▶ [Stated problem]: Would you output the whole listing below, exactly as it reads?

▶ [Dataset items]:
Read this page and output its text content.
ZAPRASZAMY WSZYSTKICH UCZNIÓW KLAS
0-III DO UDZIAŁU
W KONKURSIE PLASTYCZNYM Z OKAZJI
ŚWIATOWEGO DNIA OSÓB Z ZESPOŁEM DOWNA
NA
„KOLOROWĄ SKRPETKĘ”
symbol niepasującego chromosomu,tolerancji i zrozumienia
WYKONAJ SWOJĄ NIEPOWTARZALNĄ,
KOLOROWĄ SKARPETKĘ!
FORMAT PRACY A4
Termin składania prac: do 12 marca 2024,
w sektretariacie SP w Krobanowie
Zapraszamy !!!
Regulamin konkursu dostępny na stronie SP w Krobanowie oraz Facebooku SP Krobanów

▶ [Problem solution]:
Read this page and output its text content.
ZAPRASZAMY WSZYSTKICH UCZNIÓW KLAS
0-III DO UDZIAŁU
W KONKURSIE PLASTYCZNYM Z OKAZJI
ŚWIATOWEGO DNIA OSÓB Z ZESPOŁEM DOWNA
NA
„KOLOROWĄ SKRPETKĘ”
symbol niepasującego chromosomu,tolerancji i zrozumienia
WYKONAJ SWOJĄ NIEPOWTARZALNĄ,
KOLOROWĄ SKARPETKĘ!
FORMAT PRACY A4
Termin składania prac: do 12 marca 2024,
w sektretariacie SP w Krobanowie
Zapraszamy !!!
Regulamin konkursu dostępny na stronie SP w Krobanowie oraz Facebooku SP Krobanów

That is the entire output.